#### WHAT IS EXPECTED
Give all the lines below again, exactly, with no pictures.

[Dataset records]
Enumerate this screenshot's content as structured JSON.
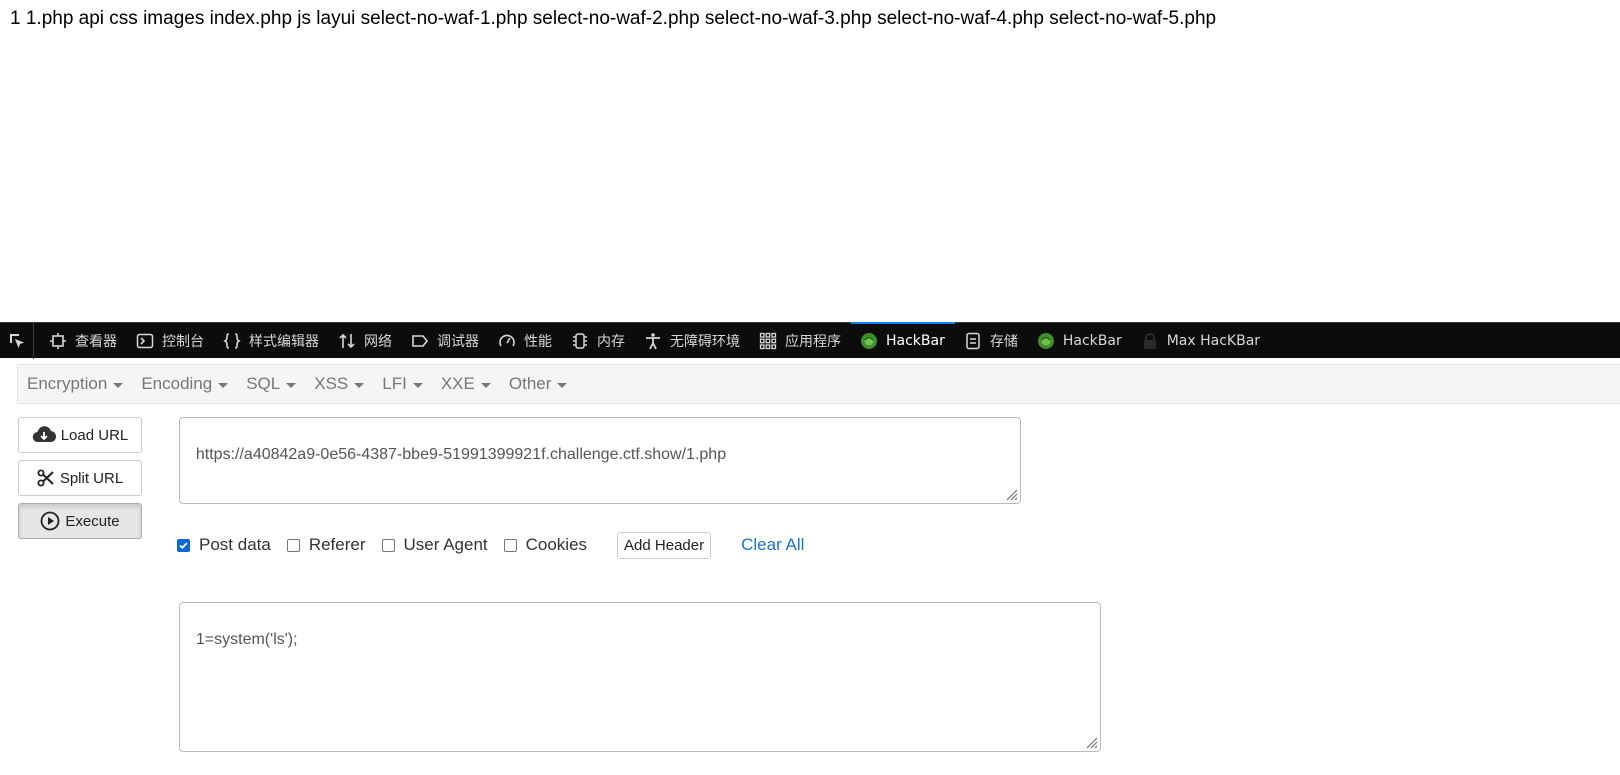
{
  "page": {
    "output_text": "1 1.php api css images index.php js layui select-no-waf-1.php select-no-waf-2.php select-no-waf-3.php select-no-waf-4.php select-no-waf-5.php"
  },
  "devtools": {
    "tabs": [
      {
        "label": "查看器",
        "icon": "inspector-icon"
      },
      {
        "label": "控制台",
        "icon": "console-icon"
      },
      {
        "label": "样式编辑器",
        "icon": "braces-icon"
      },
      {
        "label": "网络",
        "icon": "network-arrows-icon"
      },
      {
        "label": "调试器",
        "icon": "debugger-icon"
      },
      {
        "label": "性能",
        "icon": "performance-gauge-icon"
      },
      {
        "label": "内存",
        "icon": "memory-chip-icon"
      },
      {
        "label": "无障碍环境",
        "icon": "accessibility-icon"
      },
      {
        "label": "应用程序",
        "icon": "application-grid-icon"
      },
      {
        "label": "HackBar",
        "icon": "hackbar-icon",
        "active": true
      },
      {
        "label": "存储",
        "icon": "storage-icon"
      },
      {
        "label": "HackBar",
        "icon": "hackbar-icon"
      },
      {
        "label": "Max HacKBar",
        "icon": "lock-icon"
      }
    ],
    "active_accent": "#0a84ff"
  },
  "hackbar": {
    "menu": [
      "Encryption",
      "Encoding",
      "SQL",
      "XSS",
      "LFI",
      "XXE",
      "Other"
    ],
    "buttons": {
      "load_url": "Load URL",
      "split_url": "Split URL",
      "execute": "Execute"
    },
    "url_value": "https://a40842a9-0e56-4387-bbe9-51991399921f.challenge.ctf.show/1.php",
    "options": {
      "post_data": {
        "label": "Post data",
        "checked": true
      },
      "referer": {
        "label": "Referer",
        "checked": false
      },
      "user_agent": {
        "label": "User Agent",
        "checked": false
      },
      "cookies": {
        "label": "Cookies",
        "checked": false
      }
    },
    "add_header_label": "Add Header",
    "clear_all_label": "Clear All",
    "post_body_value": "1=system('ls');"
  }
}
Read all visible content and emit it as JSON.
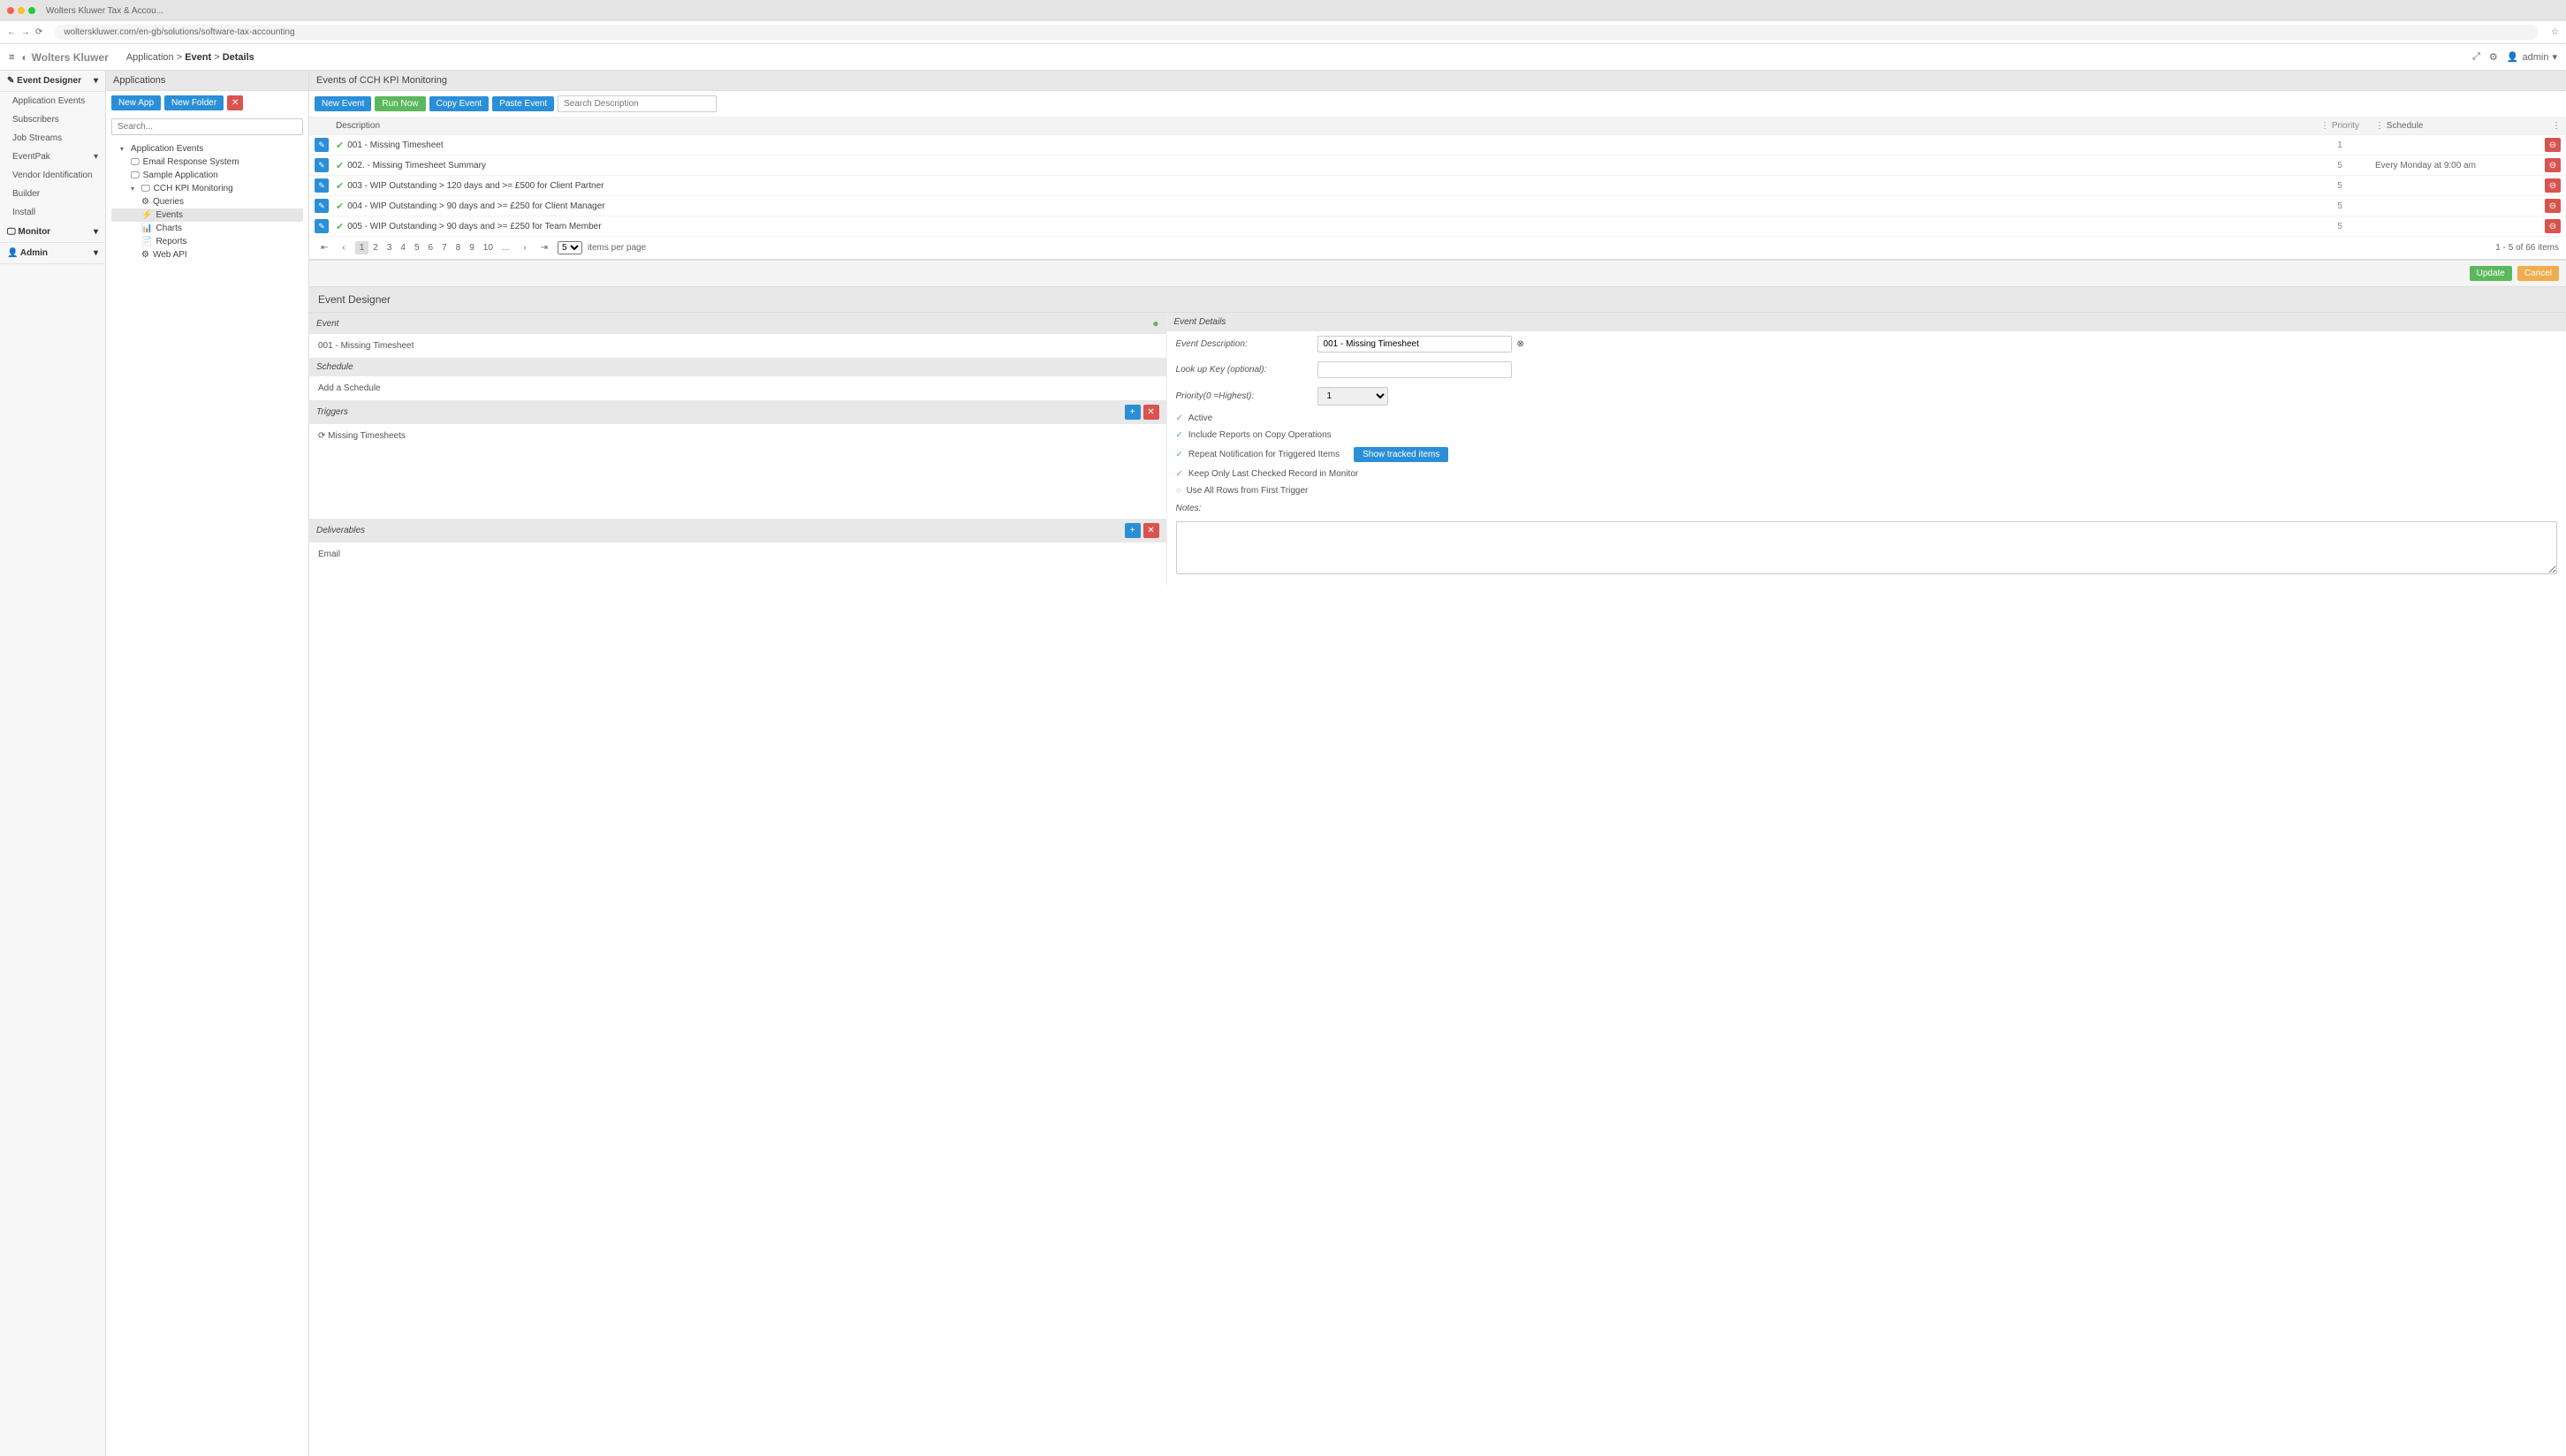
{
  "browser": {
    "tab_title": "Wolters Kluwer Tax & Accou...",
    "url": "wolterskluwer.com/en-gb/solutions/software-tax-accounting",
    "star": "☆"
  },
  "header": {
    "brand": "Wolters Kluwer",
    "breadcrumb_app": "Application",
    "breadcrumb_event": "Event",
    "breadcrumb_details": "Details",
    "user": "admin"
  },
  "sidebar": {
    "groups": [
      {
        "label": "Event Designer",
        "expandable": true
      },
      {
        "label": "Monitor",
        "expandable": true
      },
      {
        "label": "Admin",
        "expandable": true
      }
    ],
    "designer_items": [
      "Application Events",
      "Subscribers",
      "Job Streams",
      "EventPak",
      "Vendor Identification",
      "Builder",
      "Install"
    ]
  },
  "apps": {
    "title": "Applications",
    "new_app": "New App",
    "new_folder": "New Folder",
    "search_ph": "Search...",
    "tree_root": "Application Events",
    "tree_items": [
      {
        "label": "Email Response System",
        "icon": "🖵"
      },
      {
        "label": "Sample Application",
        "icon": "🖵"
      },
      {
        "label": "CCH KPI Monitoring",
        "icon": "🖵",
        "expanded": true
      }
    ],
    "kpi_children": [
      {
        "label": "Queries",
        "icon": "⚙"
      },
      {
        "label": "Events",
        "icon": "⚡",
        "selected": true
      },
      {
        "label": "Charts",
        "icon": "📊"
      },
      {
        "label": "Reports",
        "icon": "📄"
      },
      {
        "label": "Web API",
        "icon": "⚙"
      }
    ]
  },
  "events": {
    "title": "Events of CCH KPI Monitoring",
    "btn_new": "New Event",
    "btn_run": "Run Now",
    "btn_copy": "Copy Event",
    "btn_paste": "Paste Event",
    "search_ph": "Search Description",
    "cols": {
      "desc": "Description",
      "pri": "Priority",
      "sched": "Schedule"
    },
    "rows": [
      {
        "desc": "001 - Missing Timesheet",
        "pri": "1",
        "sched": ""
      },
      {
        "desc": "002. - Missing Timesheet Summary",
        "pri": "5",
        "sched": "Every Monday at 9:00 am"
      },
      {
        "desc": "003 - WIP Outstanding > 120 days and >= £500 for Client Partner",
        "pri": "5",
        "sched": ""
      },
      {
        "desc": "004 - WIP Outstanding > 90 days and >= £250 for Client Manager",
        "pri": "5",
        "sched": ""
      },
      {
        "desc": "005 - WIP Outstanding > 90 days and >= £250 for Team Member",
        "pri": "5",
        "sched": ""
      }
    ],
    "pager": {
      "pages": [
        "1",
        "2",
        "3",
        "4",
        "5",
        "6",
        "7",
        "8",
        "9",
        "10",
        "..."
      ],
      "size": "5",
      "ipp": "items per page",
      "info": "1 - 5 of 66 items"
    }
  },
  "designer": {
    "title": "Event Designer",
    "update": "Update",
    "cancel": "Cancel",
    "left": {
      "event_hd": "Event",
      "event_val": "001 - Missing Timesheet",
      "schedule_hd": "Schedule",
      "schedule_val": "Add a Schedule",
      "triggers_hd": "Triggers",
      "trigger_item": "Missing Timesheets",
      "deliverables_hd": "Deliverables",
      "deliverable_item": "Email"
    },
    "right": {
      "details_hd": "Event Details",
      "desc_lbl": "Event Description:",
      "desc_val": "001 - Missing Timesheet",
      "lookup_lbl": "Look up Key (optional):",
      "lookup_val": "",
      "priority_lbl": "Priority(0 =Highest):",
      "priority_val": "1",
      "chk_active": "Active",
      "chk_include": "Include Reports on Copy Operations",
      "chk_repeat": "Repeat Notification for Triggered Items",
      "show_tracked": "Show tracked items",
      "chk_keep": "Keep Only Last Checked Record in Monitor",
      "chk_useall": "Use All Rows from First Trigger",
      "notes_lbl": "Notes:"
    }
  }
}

#### CORRECT RESPONSE
Enumerate this screenshot's content as structured JSON.
{
  "page": {
    "output_text": "1 1.php api css images index.php js layui select-no-waf-1.php select-no-waf-2.php select-no-waf-3.php select-no-waf-4.php select-no-waf-5.php"
  },
  "devtools": {
    "tabs": [
      {
        "label": "查看器",
        "icon": "inspector-icon"
      },
      {
        "label": "控制台",
        "icon": "console-icon"
      },
      {
        "label": "样式编辑器",
        "icon": "braces-icon"
      },
      {
        "label": "网络",
        "icon": "network-arrows-icon"
      },
      {
        "label": "调试器",
        "icon": "debugger-icon"
      },
      {
        "label": "性能",
        "icon": "performance-gauge-icon"
      },
      {
        "label": "内存",
        "icon": "memory-chip-icon"
      },
      {
        "label": "无障碍环境",
        "icon": "accessibility-icon"
      },
      {
        "label": "应用程序",
        "icon": "application-grid-icon"
      },
      {
        "label": "HackBar",
        "icon": "hackbar-icon",
        "active": true
      },
      {
        "label": "存储",
        "icon": "storage-icon"
      },
      {
        "label": "HackBar",
        "icon": "hackbar-icon"
      },
      {
        "label": "Max HacKBar",
        "icon": "lock-icon"
      }
    ],
    "active_accent": "#0a84ff"
  },
  "hackbar": {
    "menu": [
      "Encryption",
      "Encoding",
      "SQL",
      "XSS",
      "LFI",
      "XXE",
      "Other"
    ],
    "buttons": {
      "load_url": "Load URL",
      "split_url": "Split URL",
      "execute": "Execute"
    },
    "url_value": "https://a40842a9-0e56-4387-bbe9-51991399921f.challenge.ctf.show/1.php",
    "options": {
      "post_data": {
        "label": "Post data",
        "checked": true
      },
      "referer": {
        "label": "Referer",
        "checked": false
      },
      "user_agent": {
        "label": "User Agent",
        "checked": false
      },
      "cookies": {
        "label": "Cookies",
        "checked": false
      }
    },
    "add_header_label": "Add Header",
    "clear_all_label": "Clear All",
    "post_body_value": "1=system('ls');"
  }
}
Read all visible content and emit it as JSON.
{
  "browser": {
    "tab_title": "Wolters Kluwer Tax & Accou...",
    "url": "wolterskluwer.com/en-gb/solutions/software-tax-accounting",
    "star": "☆"
  },
  "header": {
    "brand": "Wolters Kluwer",
    "breadcrumb_app": "Application",
    "breadcrumb_event": "Event",
    "breadcrumb_details": "Details",
    "user": "admin"
  },
  "sidebar": {
    "groups": [
      {
        "label": "Event Designer",
        "expandable": true
      },
      {
        "label": "Monitor",
        "expandable": true
      },
      {
        "label": "Admin",
        "expandable": true
      }
    ],
    "designer_items": [
      "Application Events",
      "Subscribers",
      "Job Streams",
      "EventPak",
      "Vendor Identification",
      "Builder",
      "Install"
    ]
  },
  "apps": {
    "title": "Applications",
    "new_app": "New App",
    "new_folder": "New Folder",
    "search_ph": "Search...",
    "tree_root": "Application Events",
    "tree_items": [
      {
        "label": "Email Response System",
        "icon": "🖵"
      },
      {
        "label": "Sample Application",
        "icon": "🖵"
      },
      {
        "label": "CCH KPI Monitoring",
        "icon": "🖵",
        "expanded": true
      }
    ],
    "kpi_children": [
      {
        "label": "Queries",
        "icon": "⚙"
      },
      {
        "label": "Events",
        "icon": "⚡",
        "selected": true
      },
      {
        "label": "Charts",
        "icon": "📊"
      },
      {
        "label": "Reports",
        "icon": "📄"
      },
      {
        "label": "Web API",
        "icon": "⚙"
      }
    ]
  },
  "events": {
    "title": "Events of CCH KPI Monitoring",
    "btn_new": "New Event",
    "btn_run": "Run Now",
    "btn_copy": "Copy Event",
    "btn_paste": "Paste Event",
    "search_ph": "Search Description",
    "cols": {
      "desc": "Description",
      "pri": "Priority",
      "sched": "Schedule"
    },
    "rows": [
      {
        "desc": "001 - Missing Timesheet",
        "pri": "1",
        "sched": ""
      },
      {
        "desc": "002. - Missing Timesheet Summary",
        "pri": "5",
        "sched": "Every Monday at 9:00 am"
      },
      {
        "desc": "003 - WIP Outstanding > 120 days and >= £500 for Client Partner",
        "pri": "5",
        "sched": ""
      },
      {
        "desc": "004 - WIP Outstanding > 90 days and >= £250 for Client Manager",
        "pri": "5",
        "sched": ""
      },
      {
        "desc": "005 - WIP Outstanding > 90 days and >= £250 for Team Member",
        "pri": "5",
        "sched": ""
      }
    ],
    "pager": {
      "pages": [
        "1",
        "2",
        "3",
        "4",
        "5",
        "6",
        "7",
        "8",
        "9",
        "10",
        "..."
      ],
      "size": "5",
      "ipp": "items per page",
      "info": "1 - 5 of 66 items"
    }
  },
  "designer": {
    "title": "Event Designer",
    "update": "Update",
    "cancel": "Cancel",
    "left": {
      "event_hd": "Event",
      "event_val": "001 - Missing Timesheet",
      "schedule_hd": "Schedule",
      "schedule_val": "Add a Schedule",
      "triggers_hd": "Triggers",
      "trigger_item": "Missing Timesheets",
      "deliverables_hd": "Deliverables",
      "deliverable_item": "Email"
    },
    "right": {
      "details_hd": "Event Details",
      "desc_lbl": "Event Description:",
      "desc_val": "001 - Missing Timesheet",
      "lookup_lbl": "Look up Key (optional):",
      "lookup_val": "",
      "priority_lbl": "Priority(0 =Highest):",
      "priority_val": "1",
      "chk_active": "Active",
      "chk_include": "Include Reports on Copy Operations",
      "chk_repeat": "Repeat Notification for Triggered Items",
      "show_tracked": "Show tracked items",
      "chk_keep": "Keep Only Last Checked Record in Monitor",
      "chk_useall": "Use All Rows from First Trigger",
      "notes_lbl": "Notes:"
    }
  }
}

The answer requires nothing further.